(Beginning of RECORDS TO PROCESS)

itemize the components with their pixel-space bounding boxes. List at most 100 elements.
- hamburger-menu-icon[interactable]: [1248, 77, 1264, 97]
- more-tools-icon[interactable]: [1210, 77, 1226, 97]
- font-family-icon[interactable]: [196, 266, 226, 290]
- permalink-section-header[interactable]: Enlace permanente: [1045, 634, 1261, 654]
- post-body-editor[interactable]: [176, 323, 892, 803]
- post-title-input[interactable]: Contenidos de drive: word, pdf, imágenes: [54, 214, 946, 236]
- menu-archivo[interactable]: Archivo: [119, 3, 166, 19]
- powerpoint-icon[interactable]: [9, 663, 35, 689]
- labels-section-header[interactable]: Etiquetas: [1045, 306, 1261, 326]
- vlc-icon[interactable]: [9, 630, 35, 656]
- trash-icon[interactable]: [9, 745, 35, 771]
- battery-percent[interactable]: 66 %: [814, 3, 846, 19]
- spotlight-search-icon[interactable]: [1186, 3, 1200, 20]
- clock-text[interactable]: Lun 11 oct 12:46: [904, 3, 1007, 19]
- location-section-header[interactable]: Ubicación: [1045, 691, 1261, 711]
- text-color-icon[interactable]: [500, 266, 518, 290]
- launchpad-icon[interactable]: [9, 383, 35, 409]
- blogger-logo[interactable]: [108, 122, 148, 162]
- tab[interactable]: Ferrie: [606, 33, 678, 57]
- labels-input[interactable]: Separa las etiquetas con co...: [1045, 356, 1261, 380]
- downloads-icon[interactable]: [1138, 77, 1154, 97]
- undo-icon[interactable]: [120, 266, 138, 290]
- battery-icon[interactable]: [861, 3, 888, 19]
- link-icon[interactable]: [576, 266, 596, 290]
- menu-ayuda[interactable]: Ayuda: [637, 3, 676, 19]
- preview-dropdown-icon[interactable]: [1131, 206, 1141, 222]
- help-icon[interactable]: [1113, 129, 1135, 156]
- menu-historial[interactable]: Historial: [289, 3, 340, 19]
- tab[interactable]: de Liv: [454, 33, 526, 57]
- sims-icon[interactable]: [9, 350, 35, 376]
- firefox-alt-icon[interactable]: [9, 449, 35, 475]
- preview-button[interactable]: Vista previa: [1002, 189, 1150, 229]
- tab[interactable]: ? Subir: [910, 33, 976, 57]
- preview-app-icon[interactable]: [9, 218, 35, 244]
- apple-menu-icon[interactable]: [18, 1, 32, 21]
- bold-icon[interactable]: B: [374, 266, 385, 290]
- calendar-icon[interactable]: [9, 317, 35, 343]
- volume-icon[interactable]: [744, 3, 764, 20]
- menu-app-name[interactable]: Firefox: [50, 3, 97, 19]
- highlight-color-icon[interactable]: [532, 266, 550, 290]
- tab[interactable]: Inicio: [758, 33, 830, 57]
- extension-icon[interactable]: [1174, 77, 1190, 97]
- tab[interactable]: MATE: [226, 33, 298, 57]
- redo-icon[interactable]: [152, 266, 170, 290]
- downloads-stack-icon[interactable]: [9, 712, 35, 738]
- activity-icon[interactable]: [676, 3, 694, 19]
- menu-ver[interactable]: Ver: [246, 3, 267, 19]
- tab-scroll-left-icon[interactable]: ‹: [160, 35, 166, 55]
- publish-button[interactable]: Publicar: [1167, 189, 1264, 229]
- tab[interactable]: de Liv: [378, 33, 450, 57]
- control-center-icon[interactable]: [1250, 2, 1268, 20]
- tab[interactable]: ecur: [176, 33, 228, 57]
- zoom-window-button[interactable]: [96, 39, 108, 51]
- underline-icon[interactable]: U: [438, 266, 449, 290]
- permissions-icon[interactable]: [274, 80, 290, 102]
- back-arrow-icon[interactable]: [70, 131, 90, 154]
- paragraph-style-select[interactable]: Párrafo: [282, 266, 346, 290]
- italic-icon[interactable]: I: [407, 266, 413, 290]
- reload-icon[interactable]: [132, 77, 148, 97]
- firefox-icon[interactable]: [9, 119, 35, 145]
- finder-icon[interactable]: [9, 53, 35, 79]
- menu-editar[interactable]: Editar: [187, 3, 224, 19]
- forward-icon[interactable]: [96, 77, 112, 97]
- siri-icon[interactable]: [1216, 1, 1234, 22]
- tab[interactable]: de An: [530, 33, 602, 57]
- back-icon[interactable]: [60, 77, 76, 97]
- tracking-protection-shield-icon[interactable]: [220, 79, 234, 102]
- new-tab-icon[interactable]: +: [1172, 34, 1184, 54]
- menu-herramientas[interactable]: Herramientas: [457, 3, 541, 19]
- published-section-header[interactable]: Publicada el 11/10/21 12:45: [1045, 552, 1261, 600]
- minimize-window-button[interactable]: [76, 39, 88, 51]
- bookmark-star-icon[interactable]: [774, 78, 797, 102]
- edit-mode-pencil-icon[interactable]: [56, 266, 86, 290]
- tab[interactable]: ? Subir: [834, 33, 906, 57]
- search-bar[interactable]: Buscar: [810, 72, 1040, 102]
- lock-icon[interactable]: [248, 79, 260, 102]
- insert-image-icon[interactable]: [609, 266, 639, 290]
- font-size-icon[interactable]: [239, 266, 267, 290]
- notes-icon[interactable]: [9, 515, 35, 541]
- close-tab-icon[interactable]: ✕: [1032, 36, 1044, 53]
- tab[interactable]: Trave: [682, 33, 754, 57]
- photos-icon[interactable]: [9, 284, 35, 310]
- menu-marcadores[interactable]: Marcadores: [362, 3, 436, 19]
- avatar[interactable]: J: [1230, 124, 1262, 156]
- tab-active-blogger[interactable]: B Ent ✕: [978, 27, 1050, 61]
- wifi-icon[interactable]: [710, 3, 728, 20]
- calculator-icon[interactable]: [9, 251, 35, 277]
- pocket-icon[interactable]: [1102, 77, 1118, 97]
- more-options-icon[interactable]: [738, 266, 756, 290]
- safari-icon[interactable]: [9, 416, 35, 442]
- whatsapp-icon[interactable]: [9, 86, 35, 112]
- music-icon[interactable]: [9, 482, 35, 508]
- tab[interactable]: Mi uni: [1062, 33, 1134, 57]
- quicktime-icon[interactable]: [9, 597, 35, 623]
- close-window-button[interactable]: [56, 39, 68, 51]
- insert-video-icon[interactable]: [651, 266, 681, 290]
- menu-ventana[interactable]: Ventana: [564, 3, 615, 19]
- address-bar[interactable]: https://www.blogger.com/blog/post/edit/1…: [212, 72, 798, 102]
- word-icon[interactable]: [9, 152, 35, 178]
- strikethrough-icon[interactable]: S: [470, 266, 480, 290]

(End of RECORDS TO PROCESS)

▸ PROBLEM STATEMENT:
Restate all of the entries above precisely.

▸ RESPONSE FOR THIS EXERCISE:
itemize the components with their pixel-space bounding boxes. List at most 100 elements.
- hamburger-menu-icon[interactable]: [1248, 77, 1264, 97]
- more-tools-icon[interactable]: [1210, 77, 1226, 97]
- font-family-icon[interactable]: [196, 266, 226, 290]
- permalink-section-header[interactable]: Enlace permanente: [1045, 634, 1261, 654]
- post-body-editor[interactable]: [176, 323, 892, 803]
- post-title-input[interactable]: Contenidos de drive: word, pdf, imágenes: [54, 214, 946, 236]
- menu-archivo[interactable]: Archivo: [119, 3, 166, 19]
- powerpoint-icon[interactable]: [9, 663, 35, 689]
- labels-section-header[interactable]: Etiquetas: [1045, 306, 1261, 326]
- vlc-icon[interactable]: [9, 630, 35, 656]
- trash-icon[interactable]: [9, 745, 35, 771]
- battery-percent[interactable]: 66 %: [814, 3, 846, 19]
- spotlight-search-icon[interactable]: [1186, 3, 1200, 20]
- clock-text[interactable]: Lun 11 oct 12:46: [904, 3, 1007, 19]
- location-section-header[interactable]: Ubicación: [1045, 691, 1261, 711]
- text-color-icon[interactable]: [500, 266, 518, 290]
- launchpad-icon[interactable]: [9, 383, 35, 409]
- blogger-logo[interactable]: [108, 122, 148, 162]
- tab[interactable]: Ferrie: [606, 33, 678, 57]
- labels-input[interactable]: Separa las etiquetas con co...: [1045, 356, 1261, 380]
- downloads-icon[interactable]: [1138, 77, 1154, 97]
- undo-icon[interactable]: [120, 266, 138, 290]
- battery-icon[interactable]: [861, 3, 888, 19]
- link-icon[interactable]: [576, 266, 596, 290]
- menu-ayuda[interactable]: Ayuda: [637, 3, 676, 19]
- preview-dropdown-icon[interactable]: [1131, 206, 1141, 222]
- help-icon[interactable]: [1113, 129, 1135, 156]
- menu-historial[interactable]: Historial: [289, 3, 340, 19]
- tab[interactable]: de Liv: [454, 33, 526, 57]
- sims-icon[interactable]: [9, 350, 35, 376]
- firefox-alt-icon[interactable]: [9, 449, 35, 475]
- preview-button[interactable]: Vista previa: [1002, 189, 1150, 229]
- tab[interactable]: ? Subir: [910, 33, 976, 57]
- preview-app-icon[interactable]: [9, 218, 35, 244]
- apple-menu-icon[interactable]: [18, 1, 32, 21]
- bold-icon[interactable]: B: [374, 266, 385, 290]
- calendar-icon[interactable]: [9, 317, 35, 343]
- volume-icon[interactable]: [744, 3, 764, 20]
- menu-app-name[interactable]: Firefox: [50, 3, 97, 19]
- highlight-color-icon[interactable]: [532, 266, 550, 290]
- tab[interactable]: Inicio: [758, 33, 830, 57]
- extension-icon[interactable]: [1174, 77, 1190, 97]
- tab[interactable]: MATE: [226, 33, 298, 57]
- redo-icon[interactable]: [152, 266, 170, 290]
- downloads-stack-icon[interactable]: [9, 712, 35, 738]
- activity-icon[interactable]: [676, 3, 694, 19]
- menu-ver[interactable]: Ver: [246, 3, 267, 19]
- tab-scroll-left-icon[interactable]: ‹: [160, 35, 166, 55]
- publish-button[interactable]: Publicar: [1167, 189, 1264, 229]
- tab[interactable]: de Liv: [378, 33, 450, 57]
- control-center-icon[interactable]: [1250, 2, 1268, 20]
- tab[interactable]: ecur: [176, 33, 228, 57]
- zoom-window-button[interactable]: [96, 39, 108, 51]
- underline-icon[interactable]: U: [438, 266, 449, 290]
- permissions-icon[interactable]: [274, 80, 290, 102]
- back-arrow-icon[interactable]: [70, 131, 90, 154]
- paragraph-style-select[interactable]: Párrafo: [282, 266, 346, 290]
- italic-icon[interactable]: I: [407, 266, 413, 290]
- reload-icon[interactable]: [132, 77, 148, 97]
- firefox-icon[interactable]: [9, 119, 35, 145]
- finder-icon[interactable]: [9, 53, 35, 79]
- menu-editar[interactable]: Editar: [187, 3, 224, 19]
- forward-icon[interactable]: [96, 77, 112, 97]
- siri-icon[interactable]: [1216, 1, 1234, 22]
- tab[interactable]: de An: [530, 33, 602, 57]
- back-icon[interactable]: [60, 77, 76, 97]
- tracking-protection-shield-icon[interactable]: [220, 79, 234, 102]
- new-tab-icon[interactable]: +: [1172, 34, 1184, 54]
- menu-herramientas[interactable]: Herramientas: [457, 3, 541, 19]
- published-section-header[interactable]: Publicada el 11/10/21 12:45: [1045, 552, 1261, 600]
- minimize-window-button[interactable]: [76, 39, 88, 51]
- bookmark-star-icon[interactable]: [774, 78, 797, 102]
- edit-mode-pencil-icon[interactable]: [56, 266, 86, 290]
- tab[interactable]: ? Subir: [834, 33, 906, 57]
- search-bar[interactable]: Buscar: [810, 72, 1040, 102]
- lock-icon[interactable]: [248, 79, 260, 102]
- insert-image-icon[interactable]: [609, 266, 639, 290]
- font-size-icon[interactable]: [239, 266, 267, 290]
- notes-icon[interactable]: [9, 515, 35, 541]
- close-tab-icon[interactable]: ✕: [1032, 36, 1044, 53]
- tab[interactable]: Trave: [682, 33, 754, 57]
- photos-icon[interactable]: [9, 284, 35, 310]
- menu-marcadores[interactable]: Marcadores: [362, 3, 436, 19]
- avatar[interactable]: J: [1230, 124, 1262, 156]
- tab-active-blogger[interactable]: B Ent ✕: [978, 27, 1050, 61]
- wifi-icon[interactable]: [710, 3, 728, 20]
- calculator-icon[interactable]: [9, 251, 35, 277]
- pocket-icon[interactable]: [1102, 77, 1118, 97]
- more-options-icon[interactable]: [738, 266, 756, 290]
- safari-icon[interactable]: [9, 416, 35, 442]
- whatsapp-icon[interactable]: [9, 86, 35, 112]
- music-icon[interactable]: [9, 482, 35, 508]
- tab[interactable]: Mi uni: [1062, 33, 1134, 57]
- quicktime-icon[interactable]: [9, 597, 35, 623]
- close-window-button[interactable]: [56, 39, 68, 51]
- insert-video-icon[interactable]: [651, 266, 681, 290]
- menu-ventana[interactable]: Ventana: [564, 3, 615, 19]
- address-bar[interactable]: https://www.blogger.com/blog/post/edit/1…: [212, 72, 798, 102]
- word-icon[interactable]: [9, 152, 35, 178]
- strikethrough-icon[interactable]: S: [470, 266, 480, 290]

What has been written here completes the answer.